§ What you have to do: Only the number is wanted: how many lines contain "styrning"?

☆ ☆ ☆ ☆

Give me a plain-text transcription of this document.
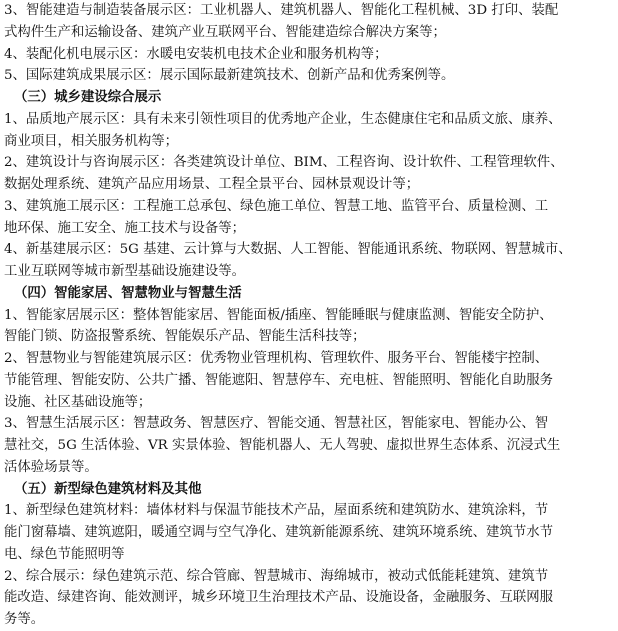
3、智能建造与制造装备展示区：工业机器人、建筑机器人、智能化工程机械、3D 打印、装配
式构件生产和运输设备、建筑产业互联网平台、智能建造综合解决方案等；
4、装配化机电展示区：水暖电安装机电技术企业和服务机构等；
5、国际建筑成果展示区：展示国际最新建筑技术、创新产品和优秀案例等。
（三）城乡建设综合展示
1、品质地产展示区：具有未来引领性项目的优秀地产企业，生态健康住宅和品质文旅、康养、
商业项目，相关服务机构等；
2、建筑设计与咨询展示区：各类建筑设计单位、BIM、工程咨询、设计软件、工程管理软件、
数据处理系统、建筑产品应用场景、工程全景平台、园林景观设计等；
3、建筑施工展示区：工程施工总承包、绿色施工单位、智慧工地、监管平台、质量检测、工
地环保、施工安全、施工技术与设备等；
4、新基建展示区：5G 基建、云计算与大数据、人工智能、智能通讯系统、物联网、智慧城市、
工业互联网等城市新型基础设施建设等。
（四）智能家居、智慧物业与智慧生活
1、智能家居展示区：整体智能家居、智能面板/插座、智能睡眠与健康监测、智能安全防护、
智能门锁、防盗报警系统、智能娱乐产品、智能生活科技等；
2、智慧物业与智能建筑展示区：优秀物业管理机构、管理软件、服务平台、智能楼宇控制、
节能管理、智能安防、公共广播、智能遮阳、智慧停车、充电桩、智能照明、智能化自助服务
设施、社区基础设施等；
3、智慧生活展示区：智慧政务、智慧医疗、智能交通、智慧社区，智能家电、智能办公、智
慧社交，5G 生活体验、VR 实景体验、智能机器人、无人驾驶、虚拟世界生态体系、沉浸式生
活体验场景等。
（五）新型绿色建筑材料及其他
1、新型绿色建筑材料：墙体材料与保温节能技术产品，屋面系统和建筑防水、建筑涂料，节
能门窗幕墙、建筑遮阳，暖通空调与空气净化、建筑新能源系统、建筑环境系统、建筑节水节
电、绿色节能照明等
2、综合展示：绿色建筑示范、综合管廊、智慧城市、海绵城市，被动式低能耗建筑、建筑节
能改造、绿建咨询、能效测评，城乡环境卫生治理技术产品、设施设备，金融服务、互联网服
务等。
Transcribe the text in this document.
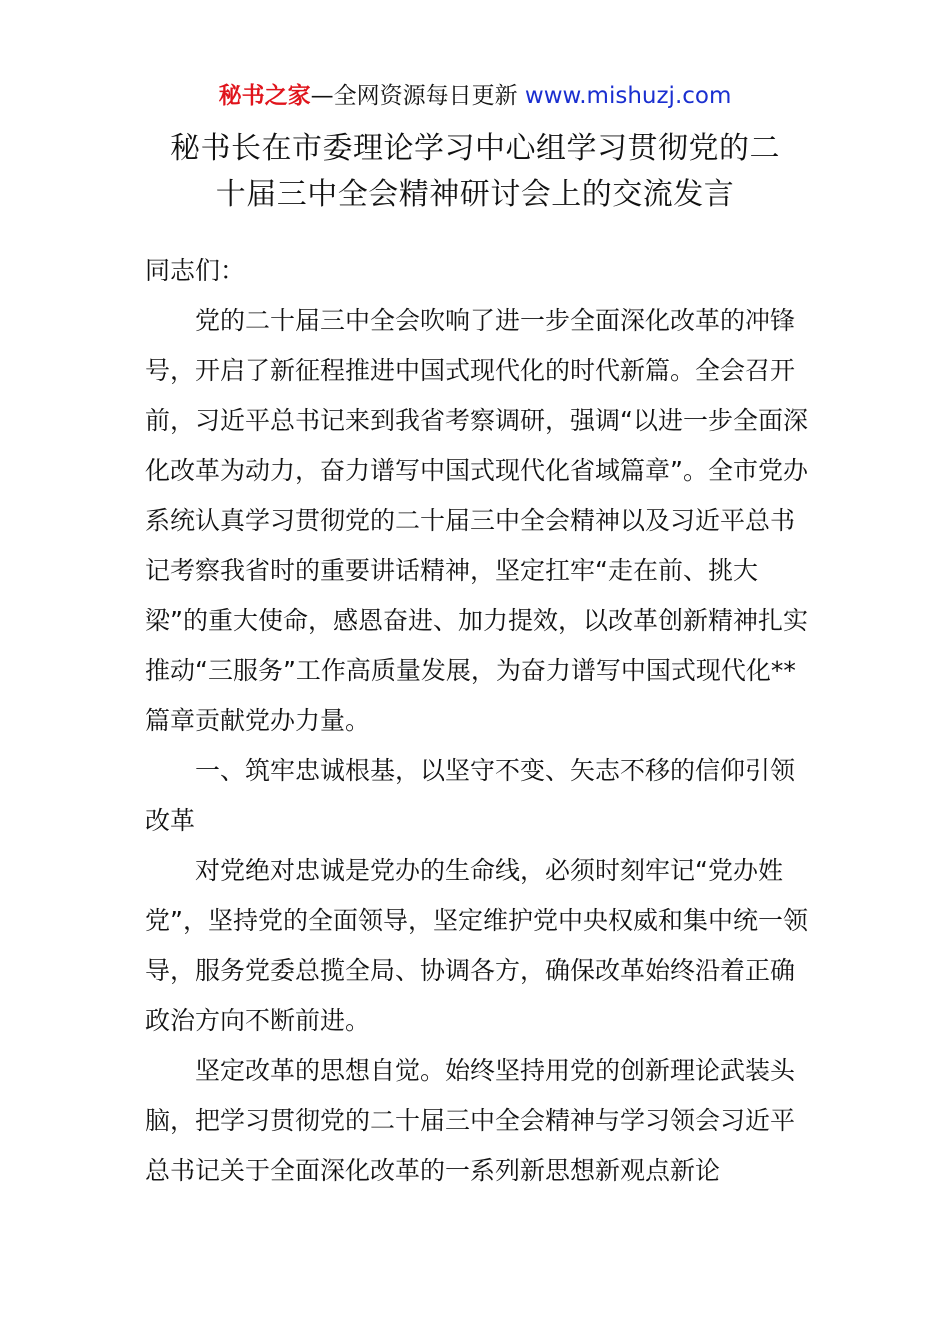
秘书之家—全网资源每日更新 www.mishuzj.com
秘书长在市委理论学习中心组学习贯彻党的二
十届三中全会精神研讨会上的交流发言

同志们：

党的二十届三中全会吹响了进一步全面深化改革的冲锋号，开启了新征程推进中国式现代化的时代新篇。全会召开前，习近平总书记来到我省考察调研，强调“以进一步全面深化改革为动力，奋力谱写中国式现代化省域篇章”。全市党办系统认真学习贯彻党的二十届三中全会精神以及习近平总书记考察我省时的重要讲话精神，坚定扛牢“走在前、挑大梁”的重大使命，感恩奋进、加力提效，以改革创新精神扎实推动“三服务”工作高质量发展，为奋力谱写中国式现代化**篇章贡献党办力量。

一、筑牢忠诚根基，以坚守不变、矢志不移的信仰引领改革

对党绝对忠诚是党办的生命线，必须时刻牢记“党办姓党”，坚持党的全面领导，坚定维护党中央权威和集中统一领导，服务党委总揽全局、协调各方，确保改革始终沿着正确政治方向不断前进。

坚定改革的思想自觉。始终坚持用党的创新理论武装头脑，把学习贯彻党的二十届三中全会精神与学习领会习近平总书记关于全面深化改革的一系列新思想新观点新论
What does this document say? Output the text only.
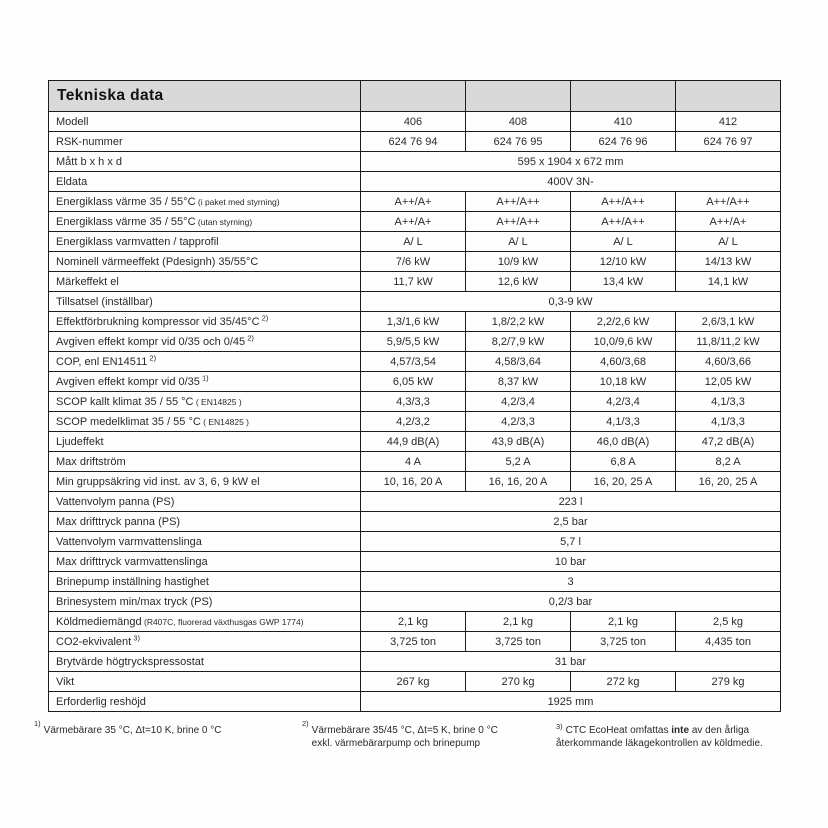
Tekniska data				
Modell	406	408	410	412
RSK-nummer	624 76 94	624 76 95	624 76 96	624 76 97
Mått b x h x d	595 x 1904 x 672 mm			
Eldata	400V 3N-			
Energiklass värme 35 / 55°C (i paket med styrning)	A++/A+	A++/A++	A++/A++	A++/A++
Energiklass värme 35 / 55°C (utan styrning)	A++/A+	A++/A++	A++/A++	A++/A+
Energiklass varmvatten / tapprofil	A/ L	A/ L	A/ L	A/ L
Nominell värmeeffekt (Pdesignh) 35/55°C	7/6 kW	10/9 kW	12/10 kW	14/13 kW
Märkeffekt el	11,7 kW	12,6 kW	13,4 kW	14,1 kW
Tillsatsel (inställbar)	0,3-9 kW			
Effektförbrukning kompressor vid 35/45°C $^{2)}$	1,3/1,6 kW	1,8/2,2 kW	2,2/2,6 kW	2,6/3,1 kW
Avgiven effekt kompr vid 0/35 och 0/45 $^{2)}$	5,9/5,5 kW	8,2/7,9 kW	10,0/9,6 kW	11,8/11,2 kW
COP, enl EN14511 $^{2)}$	4,57/3,54	4,58/3,64	4,60/3,68	4,60/3,66
Avgiven effekt kompr vid 0/35 $^{1)}$	6,05 kW	8,37 kW	10,18 kW	12,05 kW
SCOP kallt klimat 35 / 55 °C ( EN14825 )	4,3/3,3	4,2/3,4	4,2/3,4	4,1/3,3
SCOP medelklimat 35 / 55 °C ( EN14825 )	4,2/3,2	4,2/3,3	4,1/3,3	4,1/3,3
Ljudeffekt	44,9 dB(A)	43,9 dB(A)	46,0 dB(A)	47,2 dB(A)
Max driftström	4 A	5,2 A	6,8 A	8,2 A
Min gruppsäkring vid inst. av 3, 6, 9 kW el	10, 16, 20 A	16, 16, 20 A	16, 20, 25 A	16, 20, 25 A
Vattenvolym panna (PS)	223 l			
Max drifttryck panna (PS)	2,5 bar			
Vattenvolym varmvattenslinga	5,7 l			
Max drifttryck varmvattenslinga	10 bar			
Brinepump inställning hastighet	3			
Brinesystem min/max tryck (PS)	0,2/3 bar			
Köldmediemängd (R407C, fluorerad växthusgas GWP 1774)	2,1 kg	2,1 kg	2,1 kg	2,5 kg
CO2-ekvivalent $^{3)}$	3,725 ton	3,725 ton	3,725 ton	4,435 ton
Brytvärde högtryckspressostat	31 bar			
Vikt	267 kg	270 kg	272 kg	279 kg
Erforderlig reshöjd	1925 mm			
1)
Värmebärare 35 °C, Δt=10 K, brine 0 °C
2)
Värmebärare 35/45 °C, Δt=5 K, brine 0 °C
exkl. värmebärarpump och brinepump
$^{3)}$ CTC EcoHeat omfattas inte av den årliga återkommande läkagekontrollen av köldmedie.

☆ ☆ ☆ ☆

§ Solved problem: 2